REQUIREMENT:
Within the records that follow, find every line containing the string "Country". Copy those lines.

# # # #

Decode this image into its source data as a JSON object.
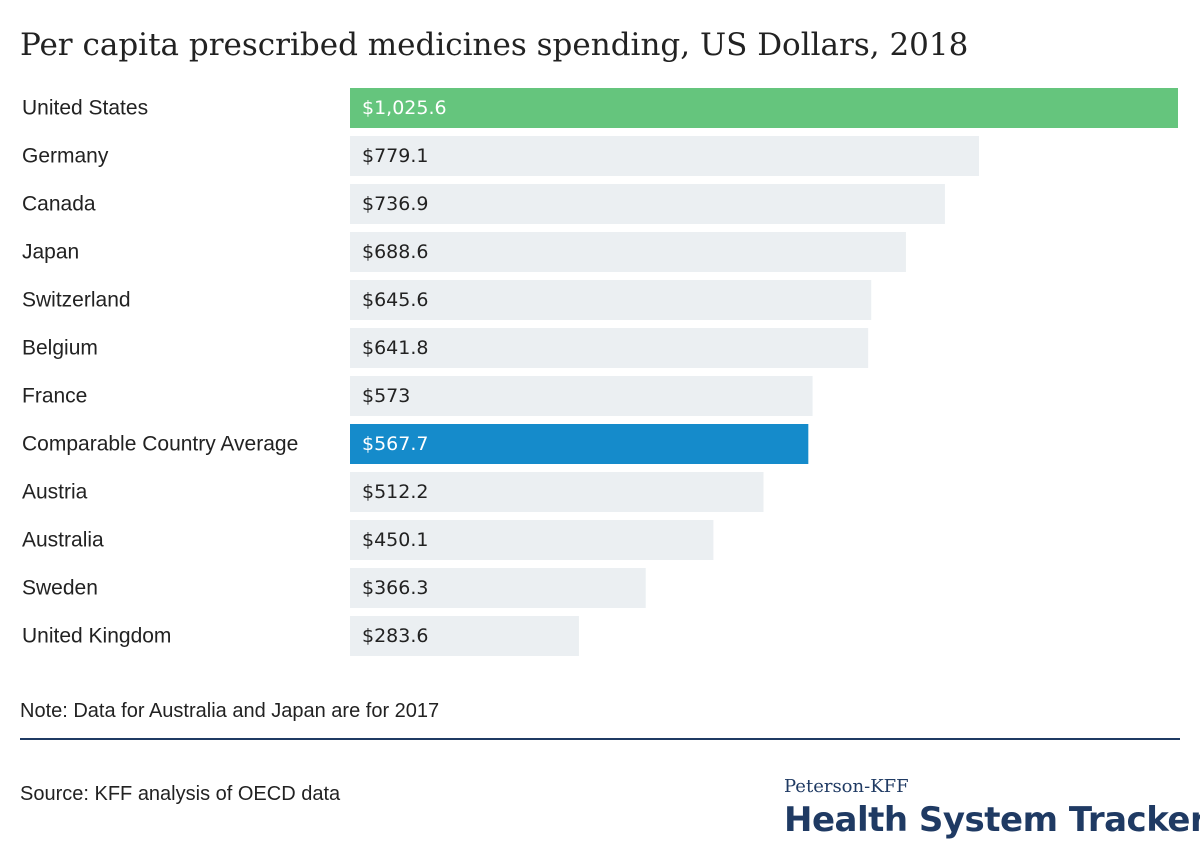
{
  "chart_data": {
    "type": "bar",
    "orientation": "horizontal",
    "title": "Per capita prescribed medicines spending, US Dollars, 2018",
    "categories": [
      "United States",
      "Germany",
      "Canada",
      "Japan",
      "Switzerland",
      "Belgium",
      "France",
      "Comparable Country Average",
      "Austria",
      "Australia",
      "Sweden",
      "United Kingdom"
    ],
    "values": [
      1025.6,
      779.1,
      736.9,
      688.6,
      645.6,
      641.8,
      573,
      567.7,
      512.2,
      450.1,
      366.3,
      283.6
    ],
    "value_labels": [
      "$1,025.6",
      "$779.1",
      "$736.9",
      "$688.6",
      "$645.6",
      "$641.8",
      "$573",
      "$567.7",
      "$512.2",
      "$450.1",
      "$366.3",
      "$283.6"
    ],
    "xlim": [
      0,
      1025.6
    ],
    "grid": false,
    "legend": "none",
    "colors": {
      "United States": "#65c57d",
      "Comparable Country Average": "#158bcb",
      "default": "#ebeff2",
      "track": "#ebeff2"
    },
    "label_colors": {
      "highlighted": "#ffffff",
      "default": "#222222"
    }
  },
  "note": "Note: Data for Australia and Japan are for 2017",
  "source": "Source: KFF analysis of OECD data",
  "logo": {
    "top": "Peterson-KFF",
    "main": "Health System Tracker"
  }
}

# # # #

SOLUTION FOR THIS PROBLEM:
      "Comparable Country Average",
      "Comparable Country Average": "#158bcb",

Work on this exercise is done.